◆ Information shown:
=-=-=
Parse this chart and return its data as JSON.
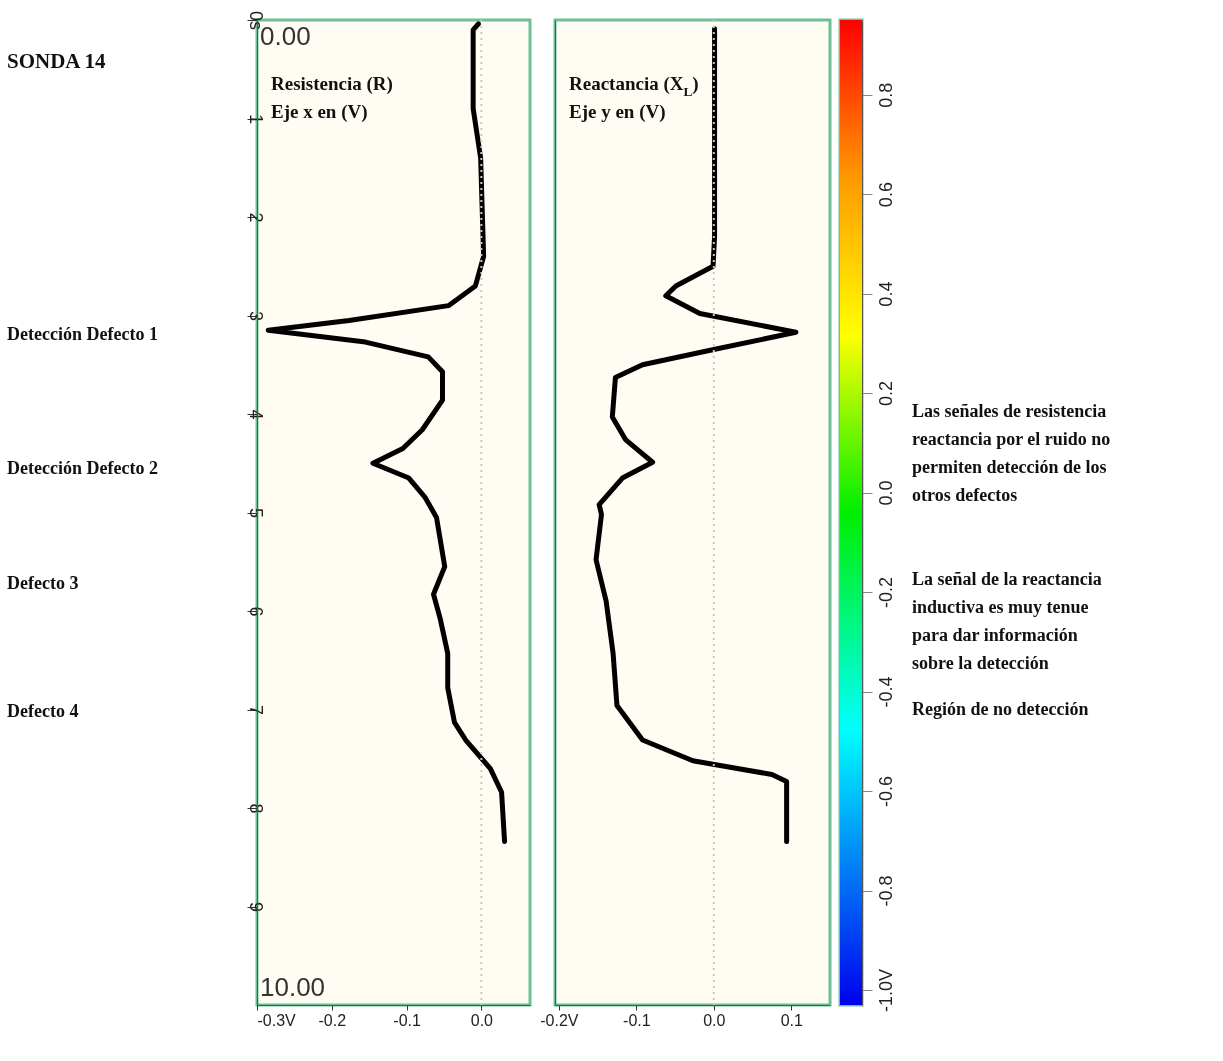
{
  "chart_data": [
    {
      "type": "line",
      "xlabel": "Resistencia (R)\nEje x en (V)",
      "series": [
        {
          "color": "#000000",
          "x": [
            -0.004,
            -0.011,
            -0.011,
            -0.001,
            0.001,
            0.003,
            -0.008,
            -0.044,
            -0.177,
            -0.285,
            -0.155,
            -0.071,
            -0.052,
            -0.052,
            -0.079,
            -0.105,
            -0.145,
            -0.097,
            -0.075,
            -0.06,
            -0.049,
            -0.064,
            -0.055,
            -0.045,
            -0.045,
            -0.036,
            -0.021,
            0.012,
            0.027,
            0.031
          ],
          "values": [
            0.04,
            0.1,
            0.9,
            1.4,
            1.9,
            2.4,
            2.7,
            2.9,
            3.05,
            3.15,
            3.27,
            3.42,
            3.57,
            3.86,
            4.16,
            4.35,
            4.5,
            4.65,
            4.85,
            5.05,
            5.55,
            5.83,
            6.08,
            6.43,
            6.78,
            7.13,
            7.31,
            7.6,
            7.84,
            8.34
          ]
        }
      ],
      "xlim": [
        -0.3,
        0.065
      ],
      "xticks": [
        {
          "value": -0.3,
          "label": "-0.3V"
        },
        {
          "value": -0.2,
          "label": "-0.2"
        },
        {
          "value": -0.1,
          "label": "-0.1"
        },
        {
          "value": 0,
          "label": "0.0"
        }
      ],
      "ylim": [
        10,
        0
      ],
      "yticks": [
        {
          "value": 0,
          "label": "0s"
        },
        1,
        2,
        3,
        4,
        5,
        6,
        7,
        8,
        9
      ],
      "ref_lines": [
        {
          "axis": "x",
          "value": 0,
          "color": "#c8c8c8",
          "line_style": "dotted"
        }
      ],
      "annotations": [
        "SONDA 14",
        "0.00",
        "10.00",
        "Detección Defecto 1",
        "Detección Defecto 2",
        "Defecto 3",
        "Defecto 4"
      ]
    },
    {
      "type": "line",
      "xlabel": "Reactancia (X$_{L}$)\nEje y en (V)",
      "series": [
        {
          "color": "#000000",
          "x": [
            0.001,
            0.001,
            -0.001,
            -0.049,
            -0.062,
            -0.018,
            0.106,
            0.003,
            -0.092,
            -0.127,
            -0.131,
            -0.114,
            -0.079,
            -0.118,
            -0.148,
            -0.145,
            -0.152,
            -0.139,
            -0.13,
            -0.125,
            -0.092,
            -0.027,
            0.075,
            0.094,
            0.094
          ],
          "values": [
            0.09,
            2.2,
            2.5,
            2.7,
            2.8,
            2.98,
            3.17,
            3.34,
            3.5,
            3.63,
            4.03,
            4.26,
            4.49,
            4.65,
            4.92,
            5.02,
            5.48,
            5.9,
            6.43,
            6.96,
            7.31,
            7.52,
            7.66,
            7.73,
            8.34
          ]
        }
      ],
      "xlim": [
        -0.205,
        0.15
      ],
      "xticks": [
        {
          "value": -0.2,
          "label": "-0.2V"
        },
        {
          "value": -0.1,
          "label": "-0.1"
        },
        {
          "value": 0,
          "label": "0.0"
        },
        {
          "value": 0.1,
          "label": "0.1"
        }
      ],
      "ylim": [
        10,
        0
      ],
      "tick_labels": "x",
      "ref_lines": [
        {
          "axis": "x",
          "value": 0,
          "color": "#c8c8c8",
          "line_style": "dotted"
        }
      ],
      "clim": [
        -1.03,
        0.95
      ],
      "cticks": [
        {
          "value": 0.8,
          "label": "0.8"
        },
        {
          "value": 0.6,
          "label": "0.6"
        },
        {
          "value": 0.4,
          "label": "0.4"
        },
        {
          "value": 0.2,
          "label": "0.2"
        },
        {
          "value": 0,
          "label": "0.0"
        },
        {
          "value": -0.2,
          "label": "-0.2"
        },
        {
          "value": -0.4,
          "label": "-0.4"
        },
        {
          "value": -0.6,
          "label": "-0.6"
        },
        {
          "value": -0.8,
          "label": "-0.8"
        },
        {
          "value": -1.0,
          "label": "-1.0V"
        }
      ],
      "annotations": [
        "Las señales de resistencia\nreactancia por el ruido no\npermiten detección de los\notros defectos",
        "La señal de la reactancia\ninductiva es muy tenue\npara dar información\nsobre la detección",
        "Región de no detección"
      ]
    }
  ]
}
=-=-=
◆ Short problem: Repeat the material above in full and exactly, apart from the pictures.

◆ Answer to this exercise:
Parse this chart and return its data as JSON.
{
  "chart_data": [
    {
      "type": "line",
      "xlabel": "Resistencia (R)\nEje x en (V)",
      "series": [
        {
          "color": "#000000",
          "x": [
            -0.004,
            -0.011,
            -0.011,
            -0.001,
            0.001,
            0.003,
            -0.008,
            -0.044,
            -0.177,
            -0.285,
            -0.155,
            -0.071,
            -0.052,
            -0.052,
            -0.079,
            -0.105,
            -0.145,
            -0.097,
            -0.075,
            -0.06,
            -0.049,
            -0.064,
            -0.055,
            -0.045,
            -0.045,
            -0.036,
            -0.021,
            0.012,
            0.027,
            0.031
          ],
          "values": [
            0.04,
            0.1,
            0.9,
            1.4,
            1.9,
            2.4,
            2.7,
            2.9,
            3.05,
            3.15,
            3.27,
            3.42,
            3.57,
            3.86,
            4.16,
            4.35,
            4.5,
            4.65,
            4.85,
            5.05,
            5.55,
            5.83,
            6.08,
            6.43,
            6.78,
            7.13,
            7.31,
            7.6,
            7.84,
            8.34
          ]
        }
      ],
      "xlim": [
        -0.3,
        0.065
      ],
      "xticks": [
        {
          "value": -0.3,
          "label": "-0.3V"
        },
        {
          "value": -0.2,
          "label": "-0.2"
        },
        {
          "value": -0.1,
          "label": "-0.1"
        },
        {
          "value": 0,
          "label": "0.0"
        }
      ],
      "ylim": [
        10,
        0
      ],
      "yticks": [
        {
          "value": 0,
          "label": "0s"
        },
        1,
        2,
        3,
        4,
        5,
        6,
        7,
        8,
        9
      ],
      "ref_lines": [
        {
          "axis": "x",
          "value": 0,
          "color": "#c8c8c8",
          "line_style": "dotted"
        }
      ],
      "annotations": [
        "SONDA 14",
        "0.00",
        "10.00",
        "Detección Defecto 1",
        "Detección Defecto 2",
        "Defecto 3",
        "Defecto 4"
      ]
    },
    {
      "type": "line",
      "xlabel": "Reactancia (X$_{L}$)\nEje y en (V)",
      "series": [
        {
          "color": "#000000",
          "x": [
            0.001,
            0.001,
            -0.001,
            -0.049,
            -0.062,
            -0.018,
            0.106,
            0.003,
            -0.092,
            -0.127,
            -0.131,
            -0.114,
            -0.079,
            -0.118,
            -0.148,
            -0.145,
            -0.152,
            -0.139,
            -0.13,
            -0.125,
            -0.092,
            -0.027,
            0.075,
            0.094,
            0.094
          ],
          "values": [
            0.09,
            2.2,
            2.5,
            2.7,
            2.8,
            2.98,
            3.17,
            3.34,
            3.5,
            3.63,
            4.03,
            4.26,
            4.49,
            4.65,
            4.92,
            5.02,
            5.48,
            5.9,
            6.43,
            6.96,
            7.31,
            7.52,
            7.66,
            7.73,
            8.34
          ]
        }
      ],
      "xlim": [
        -0.205,
        0.15
      ],
      "xticks": [
        {
          "value": -0.2,
          "label": "-0.2V"
        },
        {
          "value": -0.1,
          "label": "-0.1"
        },
        {
          "value": 0,
          "label": "0.0"
        },
        {
          "value": 0.1,
          "label": "0.1"
        }
      ],
      "ylim": [
        10,
        0
      ],
      "tick_labels": "x",
      "ref_lines": [
        {
          "axis": "x",
          "value": 0,
          "color": "#c8c8c8",
          "line_style": "dotted"
        }
      ],
      "clim": [
        -1.03,
        0.95
      ],
      "cticks": [
        {
          "value": 0.8,
          "label": "0.8"
        },
        {
          "value": 0.6,
          "label": "0.6"
        },
        {
          "value": 0.4,
          "label": "0.4"
        },
        {
          "value": 0.2,
          "label": "0.2"
        },
        {
          "value": 0,
          "label": "0.0"
        },
        {
          "value": -0.2,
          "label": "-0.2"
        },
        {
          "value": -0.4,
          "label": "-0.4"
        },
        {
          "value": -0.6,
          "label": "-0.6"
        },
        {
          "value": -0.8,
          "label": "-0.8"
        },
        {
          "value": -1.0,
          "label": "-1.0V"
        }
      ],
      "annotations": [
        "Las señales de resistencia\nreactancia por el ruido no\npermiten detección de los\notros defectos",
        "La señal de la reactancia\ninductiva es muy tenue\npara dar información\nsobre la detección",
        "Región de no detección"
      ]
    }
  ]
}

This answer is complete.